> [WHAT YOU WILL DO]: Show, in full, each line of the data that contains "assets".

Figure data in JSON

————

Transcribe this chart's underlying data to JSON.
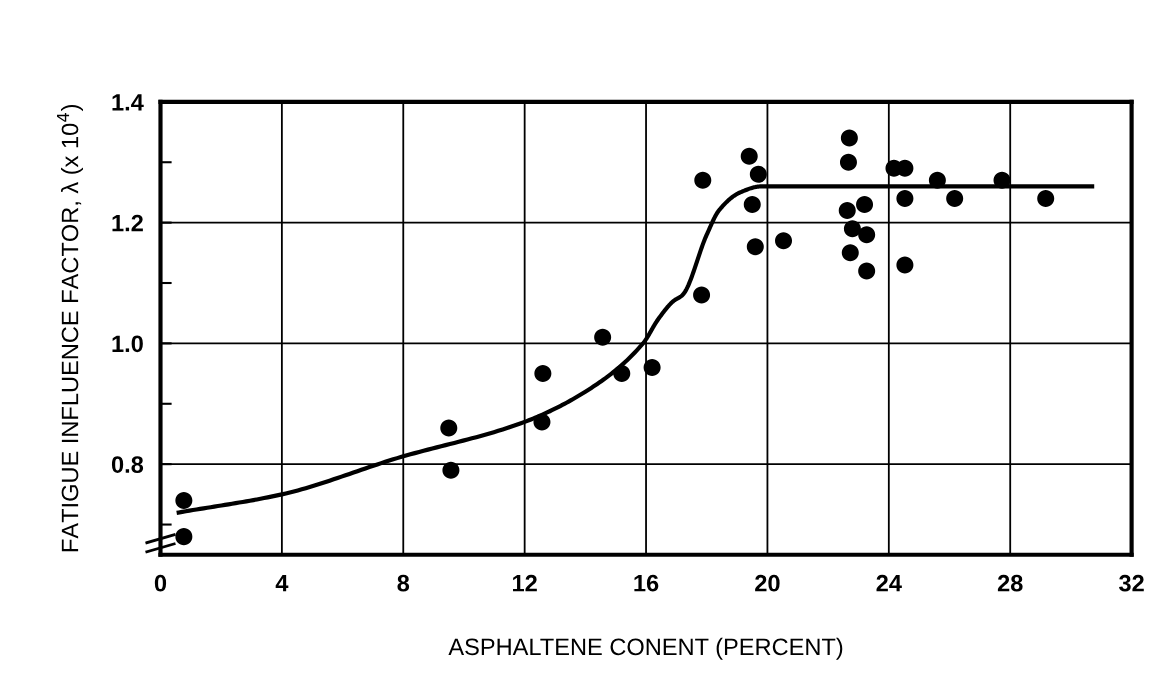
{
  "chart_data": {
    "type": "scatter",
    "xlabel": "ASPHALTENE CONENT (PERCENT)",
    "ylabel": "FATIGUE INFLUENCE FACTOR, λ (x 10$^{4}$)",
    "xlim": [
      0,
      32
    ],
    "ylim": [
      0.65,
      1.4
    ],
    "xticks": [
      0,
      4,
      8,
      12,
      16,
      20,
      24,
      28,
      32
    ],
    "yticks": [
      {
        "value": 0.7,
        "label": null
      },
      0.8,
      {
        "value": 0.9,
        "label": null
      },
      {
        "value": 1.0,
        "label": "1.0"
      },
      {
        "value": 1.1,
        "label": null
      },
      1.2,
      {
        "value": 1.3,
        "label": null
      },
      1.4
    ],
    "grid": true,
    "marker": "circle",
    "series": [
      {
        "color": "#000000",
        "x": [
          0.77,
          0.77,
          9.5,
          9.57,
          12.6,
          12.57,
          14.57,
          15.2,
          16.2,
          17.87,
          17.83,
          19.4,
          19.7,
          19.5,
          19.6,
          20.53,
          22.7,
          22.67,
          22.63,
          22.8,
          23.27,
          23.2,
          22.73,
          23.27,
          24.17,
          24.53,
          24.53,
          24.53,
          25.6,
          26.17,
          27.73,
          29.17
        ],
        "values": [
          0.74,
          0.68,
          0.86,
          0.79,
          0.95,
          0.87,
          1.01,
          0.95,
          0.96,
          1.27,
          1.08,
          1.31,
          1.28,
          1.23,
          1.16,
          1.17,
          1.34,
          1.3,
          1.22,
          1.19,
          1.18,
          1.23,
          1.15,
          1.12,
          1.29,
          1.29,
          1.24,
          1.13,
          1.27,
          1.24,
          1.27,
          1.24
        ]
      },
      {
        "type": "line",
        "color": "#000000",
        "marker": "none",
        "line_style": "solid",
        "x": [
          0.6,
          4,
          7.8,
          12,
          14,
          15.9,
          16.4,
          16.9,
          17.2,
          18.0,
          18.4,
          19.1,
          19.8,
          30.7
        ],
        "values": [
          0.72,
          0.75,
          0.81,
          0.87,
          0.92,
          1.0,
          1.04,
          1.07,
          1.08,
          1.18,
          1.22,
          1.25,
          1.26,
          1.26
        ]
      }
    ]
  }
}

————

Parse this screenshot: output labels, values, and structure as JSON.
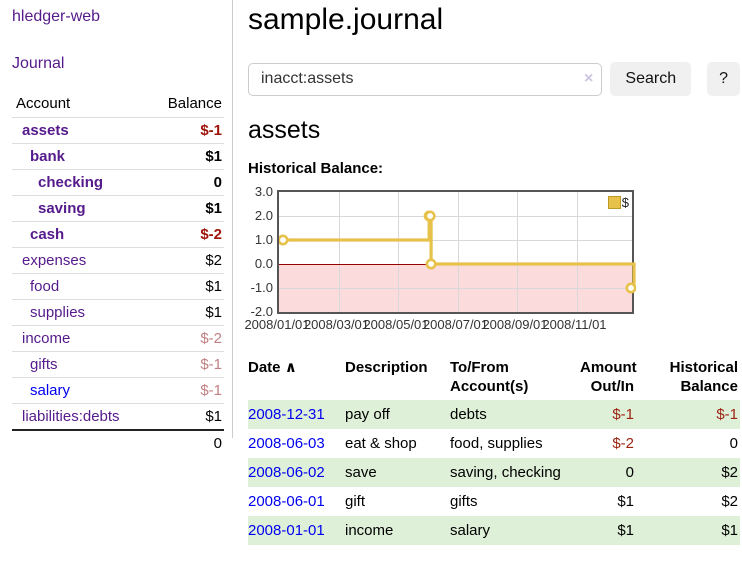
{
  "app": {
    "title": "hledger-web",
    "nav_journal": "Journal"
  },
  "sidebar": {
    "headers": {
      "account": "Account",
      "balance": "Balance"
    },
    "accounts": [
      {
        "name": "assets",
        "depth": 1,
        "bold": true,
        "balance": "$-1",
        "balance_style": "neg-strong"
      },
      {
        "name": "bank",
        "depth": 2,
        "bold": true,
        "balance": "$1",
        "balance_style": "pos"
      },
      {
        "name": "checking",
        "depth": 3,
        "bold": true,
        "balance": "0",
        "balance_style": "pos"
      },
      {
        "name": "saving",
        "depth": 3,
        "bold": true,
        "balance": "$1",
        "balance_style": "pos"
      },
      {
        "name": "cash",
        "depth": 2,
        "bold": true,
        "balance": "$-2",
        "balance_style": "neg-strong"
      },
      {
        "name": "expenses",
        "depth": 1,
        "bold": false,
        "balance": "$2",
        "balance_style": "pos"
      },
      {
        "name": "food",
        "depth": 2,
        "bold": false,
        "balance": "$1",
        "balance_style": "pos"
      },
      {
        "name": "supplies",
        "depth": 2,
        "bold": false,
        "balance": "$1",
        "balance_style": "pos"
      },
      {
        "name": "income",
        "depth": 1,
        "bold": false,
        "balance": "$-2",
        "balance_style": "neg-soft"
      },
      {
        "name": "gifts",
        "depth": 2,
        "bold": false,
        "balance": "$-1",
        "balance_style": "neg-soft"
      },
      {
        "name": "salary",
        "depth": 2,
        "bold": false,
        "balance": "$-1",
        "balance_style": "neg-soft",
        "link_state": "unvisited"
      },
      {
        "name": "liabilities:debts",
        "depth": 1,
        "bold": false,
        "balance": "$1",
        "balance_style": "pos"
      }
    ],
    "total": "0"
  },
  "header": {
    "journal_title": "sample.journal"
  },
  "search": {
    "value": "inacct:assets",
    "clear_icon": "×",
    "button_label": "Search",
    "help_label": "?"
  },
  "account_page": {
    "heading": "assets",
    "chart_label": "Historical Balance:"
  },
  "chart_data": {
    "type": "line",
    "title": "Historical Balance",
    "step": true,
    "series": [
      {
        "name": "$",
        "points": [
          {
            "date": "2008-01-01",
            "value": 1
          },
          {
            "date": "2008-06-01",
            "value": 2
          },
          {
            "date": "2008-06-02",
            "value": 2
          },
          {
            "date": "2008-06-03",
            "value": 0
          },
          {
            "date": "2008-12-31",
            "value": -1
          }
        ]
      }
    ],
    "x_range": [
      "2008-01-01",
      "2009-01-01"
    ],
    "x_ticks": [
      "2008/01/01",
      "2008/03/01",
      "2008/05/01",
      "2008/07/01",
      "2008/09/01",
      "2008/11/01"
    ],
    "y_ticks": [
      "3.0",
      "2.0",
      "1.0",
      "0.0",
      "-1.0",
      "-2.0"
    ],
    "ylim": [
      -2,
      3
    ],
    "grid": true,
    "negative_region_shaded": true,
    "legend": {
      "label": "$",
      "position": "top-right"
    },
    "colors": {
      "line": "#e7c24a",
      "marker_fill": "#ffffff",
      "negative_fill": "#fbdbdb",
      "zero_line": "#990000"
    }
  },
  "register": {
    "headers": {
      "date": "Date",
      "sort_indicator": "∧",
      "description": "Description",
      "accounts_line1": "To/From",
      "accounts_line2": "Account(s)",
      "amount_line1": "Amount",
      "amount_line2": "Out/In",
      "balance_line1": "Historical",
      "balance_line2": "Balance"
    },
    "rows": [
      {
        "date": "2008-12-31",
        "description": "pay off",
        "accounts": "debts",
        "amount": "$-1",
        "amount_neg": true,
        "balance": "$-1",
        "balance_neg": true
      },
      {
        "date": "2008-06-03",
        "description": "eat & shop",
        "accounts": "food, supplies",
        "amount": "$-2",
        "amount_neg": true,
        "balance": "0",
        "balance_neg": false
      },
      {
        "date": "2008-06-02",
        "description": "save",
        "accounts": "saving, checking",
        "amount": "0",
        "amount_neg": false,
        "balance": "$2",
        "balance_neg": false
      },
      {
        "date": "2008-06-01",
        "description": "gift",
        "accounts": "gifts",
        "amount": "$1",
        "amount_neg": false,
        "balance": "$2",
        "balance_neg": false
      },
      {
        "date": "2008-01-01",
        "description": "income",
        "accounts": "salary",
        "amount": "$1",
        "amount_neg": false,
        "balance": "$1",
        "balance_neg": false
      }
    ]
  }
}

————

> [TASK RESULT]:
        "name": "assets",
    "value": "inacct:assets",
    "heading": "assets",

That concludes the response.